**Task to complete:** Reproduce the full listing below unchanged, apart from the pictures.

--- BEGIN ---

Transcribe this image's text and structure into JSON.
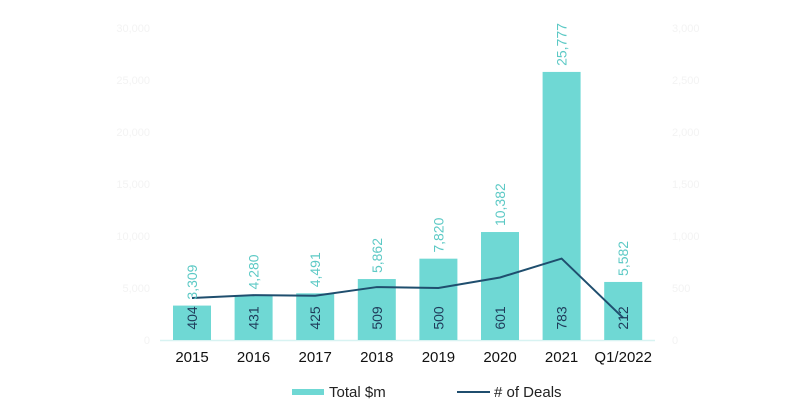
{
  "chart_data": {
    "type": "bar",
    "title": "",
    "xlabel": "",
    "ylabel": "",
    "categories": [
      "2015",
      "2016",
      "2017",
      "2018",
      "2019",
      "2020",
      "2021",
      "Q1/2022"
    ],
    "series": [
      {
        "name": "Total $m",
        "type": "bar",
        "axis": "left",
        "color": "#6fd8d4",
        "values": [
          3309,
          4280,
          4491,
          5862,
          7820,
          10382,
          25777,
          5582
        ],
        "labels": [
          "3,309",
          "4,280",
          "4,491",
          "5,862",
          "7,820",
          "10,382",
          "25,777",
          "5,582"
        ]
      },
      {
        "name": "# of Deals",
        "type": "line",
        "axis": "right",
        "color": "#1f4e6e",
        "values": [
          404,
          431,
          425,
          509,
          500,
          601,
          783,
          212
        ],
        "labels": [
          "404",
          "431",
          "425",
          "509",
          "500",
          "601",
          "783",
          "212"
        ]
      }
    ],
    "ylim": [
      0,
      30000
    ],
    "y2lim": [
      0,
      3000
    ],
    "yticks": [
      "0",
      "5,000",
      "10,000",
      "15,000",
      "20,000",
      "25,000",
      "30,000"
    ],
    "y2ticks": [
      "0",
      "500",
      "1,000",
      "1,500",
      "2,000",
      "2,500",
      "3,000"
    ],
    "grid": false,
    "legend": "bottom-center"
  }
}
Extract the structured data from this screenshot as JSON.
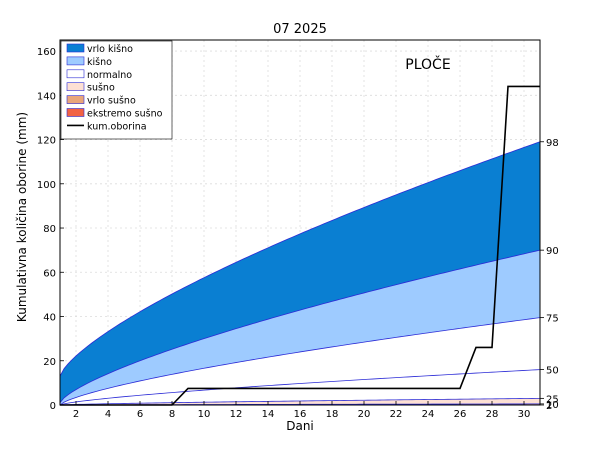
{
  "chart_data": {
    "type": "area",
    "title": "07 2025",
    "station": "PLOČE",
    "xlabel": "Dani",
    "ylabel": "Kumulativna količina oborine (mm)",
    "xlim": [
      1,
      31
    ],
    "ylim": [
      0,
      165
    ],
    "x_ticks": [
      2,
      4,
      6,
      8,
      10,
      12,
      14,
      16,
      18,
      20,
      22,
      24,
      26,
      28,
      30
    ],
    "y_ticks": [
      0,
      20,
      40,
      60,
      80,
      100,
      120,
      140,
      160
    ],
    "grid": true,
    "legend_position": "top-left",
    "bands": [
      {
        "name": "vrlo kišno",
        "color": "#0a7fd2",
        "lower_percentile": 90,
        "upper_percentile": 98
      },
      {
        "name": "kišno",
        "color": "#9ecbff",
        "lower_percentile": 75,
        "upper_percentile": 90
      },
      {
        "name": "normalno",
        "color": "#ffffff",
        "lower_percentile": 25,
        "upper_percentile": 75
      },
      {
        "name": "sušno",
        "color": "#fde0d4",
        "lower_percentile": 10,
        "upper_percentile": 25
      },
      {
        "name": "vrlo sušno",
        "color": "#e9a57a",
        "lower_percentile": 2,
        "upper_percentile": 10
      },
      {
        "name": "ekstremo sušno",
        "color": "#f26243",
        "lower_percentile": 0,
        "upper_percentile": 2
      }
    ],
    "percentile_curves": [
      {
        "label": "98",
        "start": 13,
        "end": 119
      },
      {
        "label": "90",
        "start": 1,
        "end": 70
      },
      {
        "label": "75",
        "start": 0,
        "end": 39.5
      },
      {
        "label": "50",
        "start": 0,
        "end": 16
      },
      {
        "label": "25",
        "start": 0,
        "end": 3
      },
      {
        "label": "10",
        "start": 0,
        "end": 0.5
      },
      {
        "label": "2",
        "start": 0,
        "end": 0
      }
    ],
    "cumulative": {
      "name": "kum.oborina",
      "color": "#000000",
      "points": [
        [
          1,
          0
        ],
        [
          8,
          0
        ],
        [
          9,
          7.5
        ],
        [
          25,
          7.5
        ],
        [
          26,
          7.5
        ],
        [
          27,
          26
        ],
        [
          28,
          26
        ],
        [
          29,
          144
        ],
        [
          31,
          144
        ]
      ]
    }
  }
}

--- END ---

**Exercise response:**
Transcribe this image's text and structure into JSON.
{
  "chart_data": {
    "type": "bar",
    "title": "",
    "xlabel": "",
    "ylabel": "",
    "categories": [
      "2015",
      "2016",
      "2017",
      "2018",
      "2019",
      "2020",
      "2021",
      "Q1/2022"
    ],
    "series": [
      {
        "name": "Total $m",
        "type": "bar",
        "axis": "left",
        "color": "#6fd8d4",
        "values": [
          3309,
          4280,
          4491,
          5862,
          7820,
          10382,
          25777,
          5582
        ],
        "labels": [
          "3,309",
          "4,280",
          "4,491",
          "5,862",
          "7,820",
          "10,382",
          "25,777",
          "5,582"
        ]
      },
      {
        "name": "# of Deals",
        "type": "line",
        "axis": "right",
        "color": "#1f4e6e",
        "values": [
          404,
          431,
          425,
          509,
          500,
          601,
          783,
          212
        ],
        "labels": [
          "404",
          "431",
          "425",
          "509",
          "500",
          "601",
          "783",
          "212"
        ]
      }
    ],
    "ylim": [
      0,
      30000
    ],
    "y2lim": [
      0,
      3000
    ],
    "yticks": [
      "0",
      "5,000",
      "10,000",
      "15,000",
      "20,000",
      "25,000",
      "30,000"
    ],
    "y2ticks": [
      "0",
      "500",
      "1,000",
      "1,500",
      "2,000",
      "2,500",
      "3,000"
    ],
    "grid": false,
    "legend": "bottom-center"
  }
}
Extract the structured data from this screenshot as JSON.
{
  "chart_data": {
    "type": "area",
    "title": "07 2025",
    "station": "PLOČE",
    "xlabel": "Dani",
    "ylabel": "Kumulativna količina oborine (mm)",
    "xlim": [
      1,
      31
    ],
    "ylim": [
      0,
      165
    ],
    "x_ticks": [
      2,
      4,
      6,
      8,
      10,
      12,
      14,
      16,
      18,
      20,
      22,
      24,
      26,
      28,
      30
    ],
    "y_ticks": [
      0,
      20,
      40,
      60,
      80,
      100,
      120,
      140,
      160
    ],
    "grid": true,
    "legend_position": "top-left",
    "bands": [
      {
        "name": "vrlo kišno",
        "color": "#0a7fd2",
        "lower_percentile": 90,
        "upper_percentile": 98
      },
      {
        "name": "kišno",
        "color": "#9ecbff",
        "lower_percentile": 75,
        "upper_percentile": 90
      },
      {
        "name": "normalno",
        "color": "#ffffff",
        "lower_percentile": 25,
        "upper_percentile": 75
      },
      {
        "name": "sušno",
        "color": "#fde0d4",
        "lower_percentile": 10,
        "upper_percentile": 25
      },
      {
        "name": "vrlo sušno",
        "color": "#e9a57a",
        "lower_percentile": 2,
        "upper_percentile": 10
      },
      {
        "name": "ekstremo sušno",
        "color": "#f26243",
        "lower_percentile": 0,
        "upper_percentile": 2
      }
    ],
    "percentile_curves": [
      {
        "label": "98",
        "start": 13,
        "end": 119
      },
      {
        "label": "90",
        "start": 1,
        "end": 70
      },
      {
        "label": "75",
        "start": 0,
        "end": 39.5
      },
      {
        "label": "50",
        "start": 0,
        "end": 16
      },
      {
        "label": "25",
        "start": 0,
        "end": 3
      },
      {
        "label": "10",
        "start": 0,
        "end": 0.5
      },
      {
        "label": "2",
        "start": 0,
        "end": 0
      }
    ],
    "cumulative": {
      "name": "kum.oborina",
      "color": "#000000",
      "points": [
        [
          1,
          0
        ],
        [
          8,
          0
        ],
        [
          9,
          7.5
        ],
        [
          25,
          7.5
        ],
        [
          26,
          7.5
        ],
        [
          27,
          26
        ],
        [
          28,
          26
        ],
        [
          29,
          144
        ],
        [
          31,
          144
        ]
      ]
    }
  }
}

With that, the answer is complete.